The exercise:
Write out the material again exactly, please, and omit the pictures.

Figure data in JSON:
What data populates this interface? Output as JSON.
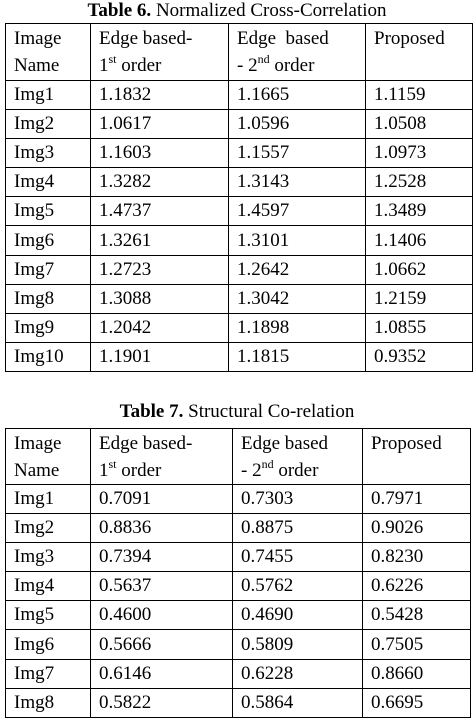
{
  "tables": [
    {
      "title": {
        "label": "Table 6.",
        "text": " Normalized Cross-Correlation"
      },
      "header": [
        [
          {
            "text": "Image"
          },
          {
            "text": "Name"
          }
        ],
        [
          {
            "text": "Edge based-"
          },
          {
            "text": "1",
            "sup": "st",
            "tail": " order"
          }
        ],
        [
          {
            "text": "Edge  based"
          },
          {
            "text": "- 2",
            "sup": "nd",
            "tail": " order"
          }
        ],
        [
          {
            "text": "Proposed"
          }
        ]
      ],
      "rows": [
        [
          "Img1",
          "1.1832",
          "1.1665",
          "1.1159"
        ],
        [
          "Img2",
          "1.0617",
          "1.0596",
          "1.0508"
        ],
        [
          "Img3",
          "1.1603",
          "1.1557",
          "1.0973"
        ],
        [
          "Img4",
          "1.3282",
          "1.3143",
          "1.2528"
        ],
        [
          "Img5",
          "1.4737",
          "1.4597",
          "1.3489"
        ],
        [
          "Img6",
          "1.3261",
          "1.3101",
          "1.1406"
        ],
        [
          "Img7",
          "1.2723",
          "1.2642",
          "1.0662"
        ],
        [
          "Img8",
          "1.3088",
          "1.3042",
          "1.2159"
        ],
        [
          "Img9",
          "1.2042",
          "1.1898",
          "1.0855"
        ],
        [
          "Img10",
          "1.1901",
          "1.1815",
          "0.9352"
        ]
      ]
    },
    {
      "title": {
        "label": "Table 7.",
        "text": " Structural Co-relation"
      },
      "header": [
        [
          {
            "text": "Image"
          },
          {
            "text": "Name"
          }
        ],
        [
          {
            "text": "Edge based-"
          },
          {
            "text": "1",
            "sup": "st",
            "tail": " order"
          }
        ],
        [
          {
            "text": "Edge based"
          },
          {
            "text": "- 2",
            "sup": "nd",
            "tail": " order"
          }
        ],
        [
          {
            "text": "Proposed"
          }
        ]
      ],
      "rows": [
        [
          "Img1",
          "0.7091",
          "0.7303",
          "0.7971"
        ],
        [
          "Img2",
          "0.8836",
          "0.8875",
          "0.9026"
        ],
        [
          "Img3",
          "0.7394",
          "0.7455",
          "0.8230"
        ],
        [
          "Img4",
          "0.5637",
          "0.5762",
          "0.6226"
        ],
        [
          "Img5",
          "0.4600",
          "0.4690",
          "0.5428"
        ],
        [
          "Img6",
          "0.5666",
          "0.5809",
          "0.7505"
        ],
        [
          "Img7",
          "0.6146",
          "0.6228",
          "0.8660"
        ],
        [
          "Img8",
          "0.5822",
          "0.5864",
          "0.6695"
        ]
      ]
    }
  ]
}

Response:
What data populates this interface? Output as JSON.
{
  "tables": [
    {
      "title": {
        "label": "Table 6.",
        "text": " Normalized Cross-Correlation"
      },
      "header": [
        [
          {
            "text": "Image"
          },
          {
            "text": "Name"
          }
        ],
        [
          {
            "text": "Edge based-"
          },
          {
            "text": "1",
            "sup": "st",
            "tail": " order"
          }
        ],
        [
          {
            "text": "Edge  based"
          },
          {
            "text": "- 2",
            "sup": "nd",
            "tail": " order"
          }
        ],
        [
          {
            "text": "Proposed"
          }
        ]
      ],
      "rows": [
        [
          "Img1",
          "1.1832",
          "1.1665",
          "1.1159"
        ],
        [
          "Img2",
          "1.0617",
          "1.0596",
          "1.0508"
        ],
        [
          "Img3",
          "1.1603",
          "1.1557",
          "1.0973"
        ],
        [
          "Img4",
          "1.3282",
          "1.3143",
          "1.2528"
        ],
        [
          "Img5",
          "1.4737",
          "1.4597",
          "1.3489"
        ],
        [
          "Img6",
          "1.3261",
          "1.3101",
          "1.1406"
        ],
        [
          "Img7",
          "1.2723",
          "1.2642",
          "1.0662"
        ],
        [
          "Img8",
          "1.3088",
          "1.3042",
          "1.2159"
        ],
        [
          "Img9",
          "1.2042",
          "1.1898",
          "1.0855"
        ],
        [
          "Img10",
          "1.1901",
          "1.1815",
          "0.9352"
        ]
      ]
    },
    {
      "title": {
        "label": "Table 7.",
        "text": " Structural Co-relation"
      },
      "header": [
        [
          {
            "text": "Image"
          },
          {
            "text": "Name"
          }
        ],
        [
          {
            "text": "Edge based-"
          },
          {
            "text": "1",
            "sup": "st",
            "tail": " order"
          }
        ],
        [
          {
            "text": "Edge based"
          },
          {
            "text": "- 2",
            "sup": "nd",
            "tail": " order"
          }
        ],
        [
          {
            "text": "Proposed"
          }
        ]
      ],
      "rows": [
        [
          "Img1",
          "0.7091",
          "0.7303",
          "0.7971"
        ],
        [
          "Img2",
          "0.8836",
          "0.8875",
          "0.9026"
        ],
        [
          "Img3",
          "0.7394",
          "0.7455",
          "0.8230"
        ],
        [
          "Img4",
          "0.5637",
          "0.5762",
          "0.6226"
        ],
        [
          "Img5",
          "0.4600",
          "0.4690",
          "0.5428"
        ],
        [
          "Img6",
          "0.5666",
          "0.5809",
          "0.7505"
        ],
        [
          "Img7",
          "0.6146",
          "0.6228",
          "0.8660"
        ],
        [
          "Img8",
          "0.5822",
          "0.5864",
          "0.6695"
        ]
      ]
    }
  ]
}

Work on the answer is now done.